Stated task => Extract all of the entries and give them again, word for word.

Extracted data entries:

━━━━━━━━━━━━━━━━

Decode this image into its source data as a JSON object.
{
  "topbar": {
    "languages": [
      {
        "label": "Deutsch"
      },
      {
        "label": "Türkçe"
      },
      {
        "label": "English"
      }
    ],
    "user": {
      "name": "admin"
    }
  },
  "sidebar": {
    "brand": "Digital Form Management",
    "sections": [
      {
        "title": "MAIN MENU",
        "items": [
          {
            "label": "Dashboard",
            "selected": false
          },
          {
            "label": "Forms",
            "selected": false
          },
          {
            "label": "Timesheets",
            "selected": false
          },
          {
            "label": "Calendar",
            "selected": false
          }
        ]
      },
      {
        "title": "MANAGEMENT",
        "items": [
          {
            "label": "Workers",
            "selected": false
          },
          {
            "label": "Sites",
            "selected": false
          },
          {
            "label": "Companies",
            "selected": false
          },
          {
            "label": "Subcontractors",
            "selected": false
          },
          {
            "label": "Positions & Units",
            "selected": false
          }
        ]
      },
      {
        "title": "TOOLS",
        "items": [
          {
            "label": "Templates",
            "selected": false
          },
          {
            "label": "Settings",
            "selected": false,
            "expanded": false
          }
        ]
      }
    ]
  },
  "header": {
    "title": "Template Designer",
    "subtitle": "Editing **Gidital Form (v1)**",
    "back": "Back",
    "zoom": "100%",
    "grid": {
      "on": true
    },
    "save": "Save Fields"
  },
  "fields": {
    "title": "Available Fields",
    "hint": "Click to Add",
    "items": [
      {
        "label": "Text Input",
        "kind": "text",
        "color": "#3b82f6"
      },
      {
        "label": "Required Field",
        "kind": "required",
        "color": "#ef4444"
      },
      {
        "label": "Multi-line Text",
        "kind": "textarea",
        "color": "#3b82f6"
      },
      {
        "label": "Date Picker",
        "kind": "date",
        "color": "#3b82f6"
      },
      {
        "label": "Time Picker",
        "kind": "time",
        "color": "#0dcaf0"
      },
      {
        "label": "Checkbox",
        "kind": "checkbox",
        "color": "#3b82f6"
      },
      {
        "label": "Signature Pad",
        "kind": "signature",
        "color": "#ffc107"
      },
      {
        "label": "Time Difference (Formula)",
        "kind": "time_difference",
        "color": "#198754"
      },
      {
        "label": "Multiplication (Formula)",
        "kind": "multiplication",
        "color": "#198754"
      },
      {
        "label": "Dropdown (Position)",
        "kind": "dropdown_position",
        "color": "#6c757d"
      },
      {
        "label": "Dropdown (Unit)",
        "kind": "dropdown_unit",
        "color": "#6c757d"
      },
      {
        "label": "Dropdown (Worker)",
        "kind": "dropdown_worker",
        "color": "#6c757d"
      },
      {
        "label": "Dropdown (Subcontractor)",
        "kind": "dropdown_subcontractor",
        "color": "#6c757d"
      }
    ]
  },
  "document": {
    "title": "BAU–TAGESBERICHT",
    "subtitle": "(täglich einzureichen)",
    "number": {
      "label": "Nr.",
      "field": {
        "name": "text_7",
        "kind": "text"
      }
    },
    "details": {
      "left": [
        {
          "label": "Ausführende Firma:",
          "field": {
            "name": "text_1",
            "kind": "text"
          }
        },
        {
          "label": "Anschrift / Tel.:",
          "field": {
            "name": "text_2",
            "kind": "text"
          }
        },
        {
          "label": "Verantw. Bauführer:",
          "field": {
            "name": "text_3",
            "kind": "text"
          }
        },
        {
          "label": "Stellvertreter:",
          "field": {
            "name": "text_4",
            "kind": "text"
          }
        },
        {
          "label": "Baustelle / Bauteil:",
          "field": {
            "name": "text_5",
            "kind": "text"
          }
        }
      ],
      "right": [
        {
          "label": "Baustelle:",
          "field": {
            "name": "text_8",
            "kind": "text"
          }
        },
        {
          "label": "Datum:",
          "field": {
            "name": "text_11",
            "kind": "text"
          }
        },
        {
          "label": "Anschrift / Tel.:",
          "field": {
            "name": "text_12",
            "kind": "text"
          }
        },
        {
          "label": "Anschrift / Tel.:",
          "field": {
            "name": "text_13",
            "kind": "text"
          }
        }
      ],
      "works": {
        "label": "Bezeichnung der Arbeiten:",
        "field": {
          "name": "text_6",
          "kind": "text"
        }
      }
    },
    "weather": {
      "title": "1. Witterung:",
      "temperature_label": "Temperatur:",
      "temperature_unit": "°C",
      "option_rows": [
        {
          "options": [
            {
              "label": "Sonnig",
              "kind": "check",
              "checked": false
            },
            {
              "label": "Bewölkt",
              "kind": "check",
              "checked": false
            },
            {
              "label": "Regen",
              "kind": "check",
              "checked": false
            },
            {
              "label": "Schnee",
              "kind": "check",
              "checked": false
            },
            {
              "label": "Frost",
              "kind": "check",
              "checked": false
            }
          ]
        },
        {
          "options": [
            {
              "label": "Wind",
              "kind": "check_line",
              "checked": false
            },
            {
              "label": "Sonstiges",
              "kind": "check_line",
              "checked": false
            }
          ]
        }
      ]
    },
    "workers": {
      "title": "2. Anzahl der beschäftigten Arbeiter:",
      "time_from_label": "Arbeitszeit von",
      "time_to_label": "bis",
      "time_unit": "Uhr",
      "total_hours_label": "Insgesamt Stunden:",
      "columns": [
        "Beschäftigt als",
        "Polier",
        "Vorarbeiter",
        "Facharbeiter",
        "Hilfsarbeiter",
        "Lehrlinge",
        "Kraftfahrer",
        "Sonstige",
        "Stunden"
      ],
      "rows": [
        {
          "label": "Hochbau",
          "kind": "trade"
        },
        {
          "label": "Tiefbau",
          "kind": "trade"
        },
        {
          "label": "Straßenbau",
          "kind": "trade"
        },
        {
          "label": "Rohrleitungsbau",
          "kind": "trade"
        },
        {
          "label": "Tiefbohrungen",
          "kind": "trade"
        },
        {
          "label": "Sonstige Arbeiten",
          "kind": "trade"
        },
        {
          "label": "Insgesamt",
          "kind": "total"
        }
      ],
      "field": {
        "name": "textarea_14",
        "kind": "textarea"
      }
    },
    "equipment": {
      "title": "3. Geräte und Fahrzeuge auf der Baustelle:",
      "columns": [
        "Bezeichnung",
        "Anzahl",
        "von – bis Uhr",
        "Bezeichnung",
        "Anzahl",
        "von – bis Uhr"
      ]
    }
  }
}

━━━━━━━━━━━━━━━━

Worked answer =>
Decode this image into its source data as a JSON object.
{
  "topbar": {
    "languages": [
      {
        "label": "Deutsch"
      },
      {
        "label": "Türkçe"
      },
      {
        "label": "English"
      }
    ],
    "user": {
      "name": "admin"
    }
  },
  "sidebar": {
    "brand": "Digital Form Management",
    "sections": [
      {
        "title": "MAIN MENU",
        "items": [
          {
            "label": "Dashboard",
            "selected": false
          },
          {
            "label": "Forms",
            "selected": false
          },
          {
            "label": "Timesheets",
            "selected": false
          },
          {
            "label": "Calendar",
            "selected": false
          }
        ]
      },
      {
        "title": "MANAGEMENT",
        "items": [
          {
            "label": "Workers",
            "selected": false
          },
          {
            "label": "Sites",
            "selected": false
          },
          {
            "label": "Companies",
            "selected": false
          },
          {
            "label": "Subcontractors",
            "selected": false
          },
          {
            "label": "Positions & Units",
            "selected": false
          }
        ]
      },
      {
        "title": "TOOLS",
        "items": [
          {
            "label": "Templates",
            "selected": false
          },
          {
            "label": "Settings",
            "selected": false,
            "expanded": false
          }
        ]
      }
    ]
  },
  "header": {
    "title": "Template Designer",
    "subtitle": "Editing **Gidital Form (v1)**",
    "back": "Back",
    "zoom": "100%",
    "grid": {
      "on": true
    },
    "save": "Save Fields"
  },
  "fields": {
    "title": "Available Fields",
    "hint": "Click to Add",
    "items": [
      {
        "label": "Text Input",
        "kind": "text",
        "color": "#3b82f6"
      },
      {
        "label": "Required Field",
        "kind": "required",
        "color": "#ef4444"
      },
      {
        "label": "Multi-line Text",
        "kind": "textarea",
        "color": "#3b82f6"
      },
      {
        "label": "Date Picker",
        "kind": "date",
        "color": "#3b82f6"
      },
      {
        "label": "Time Picker",
        "kind": "time",
        "color": "#0dcaf0"
      },
      {
        "label": "Checkbox",
        "kind": "checkbox",
        "color": "#3b82f6"
      },
      {
        "label": "Signature Pad",
        "kind": "signature",
        "color": "#ffc107"
      },
      {
        "label": "Time Difference (Formula)",
        "kind": "time_difference",
        "color": "#198754"
      },
      {
        "label": "Multiplication (Formula)",
        "kind": "multiplication",
        "color": "#198754"
      },
      {
        "label": "Dropdown (Position)",
        "kind": "dropdown_position",
        "color": "#6c757d"
      },
      {
        "label": "Dropdown (Unit)",
        "kind": "dropdown_unit",
        "color": "#6c757d"
      },
      {
        "label": "Dropdown (Worker)",
        "kind": "dropdown_worker",
        "color": "#6c757d"
      },
      {
        "label": "Dropdown (Subcontractor)",
        "kind": "dropdown_subcontractor",
        "color": "#6c757d"
      }
    ]
  },
  "document": {
    "title": "BAU–TAGESBERICHT",
    "subtitle": "(täglich einzureichen)",
    "number": {
      "label": "Nr.",
      "field": {
        "name": "text_7",
        "kind": "text"
      }
    },
    "details": {
      "left": [
        {
          "label": "Ausführende Firma:",
          "field": {
            "name": "text_1",
            "kind": "text"
          }
        },
        {
          "label": "Anschrift / Tel.:",
          "field": {
            "name": "text_2",
            "kind": "text"
          }
        },
        {
          "label": "Verantw. Bauführer:",
          "field": {
            "name": "text_3",
            "kind": "text"
          }
        },
        {
          "label": "Stellvertreter:",
          "field": {
            "name": "text_4",
            "kind": "text"
          }
        },
        {
          "label": "Baustelle / Bauteil:",
          "field": {
            "name": "text_5",
            "kind": "text"
          }
        }
      ],
      "right": [
        {
          "label": "Baustelle:",
          "field": {
            "name": "text_8",
            "kind": "text"
          }
        },
        {
          "label": "Datum:",
          "field": {
            "name": "text_11",
            "kind": "text"
          }
        },
        {
          "label": "Anschrift / Tel.:",
          "field": {
            "name": "text_12",
            "kind": "text"
          }
        },
        {
          "label": "Anschrift / Tel.:",
          "field": {
            "name": "text_13",
            "kind": "text"
          }
        }
      ],
      "works": {
        "label": "Bezeichnung der Arbeiten:",
        "field": {
          "name": "text_6",
          "kind": "text"
        }
      }
    },
    "weather": {
      "title": "1. Witterung:",
      "temperature_label": "Temperatur:",
      "temperature_unit": "°C",
      "option_rows": [
        {
          "options": [
            {
              "label": "Sonnig",
              "kind": "check",
              "checked": false
            },
            {
              "label": "Bewölkt",
              "kind": "check",
              "checked": false
            },
            {
              "label": "Regen",
              "kind": "check",
              "checked": false
            },
            {
              "label": "Schnee",
              "kind": "check",
              "checked": false
            },
            {
              "label": "Frost",
              "kind": "check",
              "checked": false
            }
          ]
        },
        {
          "options": [
            {
              "label": "Wind",
              "kind": "check_line",
              "checked": false
            },
            {
              "label": "Sonstiges",
              "kind": "check_line",
              "checked": false
            }
          ]
        }
      ]
    },
    "workers": {
      "title": "2. Anzahl der beschäftigten Arbeiter:",
      "time_from_label": "Arbeitszeit von",
      "time_to_label": "bis",
      "time_unit": "Uhr",
      "total_hours_label": "Insgesamt Stunden:",
      "columns": [
        "Beschäftigt als",
        "Polier",
        "Vorarbeiter",
        "Facharbeiter",
        "Hilfsarbeiter",
        "Lehrlinge",
        "Kraftfahrer",
        "Sonstige",
        "Stunden"
      ],
      "rows": [
        {
          "label": "Hochbau",
          "kind": "trade"
        },
        {
          "label": "Tiefbau",
          "kind": "trade"
        },
        {
          "label": "Straßenbau",
          "kind": "trade"
        },
        {
          "label": "Rohrleitungsbau",
          "kind": "trade"
        },
        {
          "label": "Tiefbohrungen",
          "kind": "trade"
        },
        {
          "label": "Sonstige Arbeiten",
          "kind": "trade"
        },
        {
          "label": "Insgesamt",
          "kind": "total"
        }
      ],
      "field": {
        "name": "textarea_14",
        "kind": "textarea"
      }
    },
    "equipment": {
      "title": "3. Geräte und Fahrzeuge auf der Baustelle:",
      "columns": [
        "Bezeichnung",
        "Anzahl",
        "von – bis Uhr",
        "Bezeichnung",
        "Anzahl",
        "von – bis Uhr"
      ]
    }
  }
}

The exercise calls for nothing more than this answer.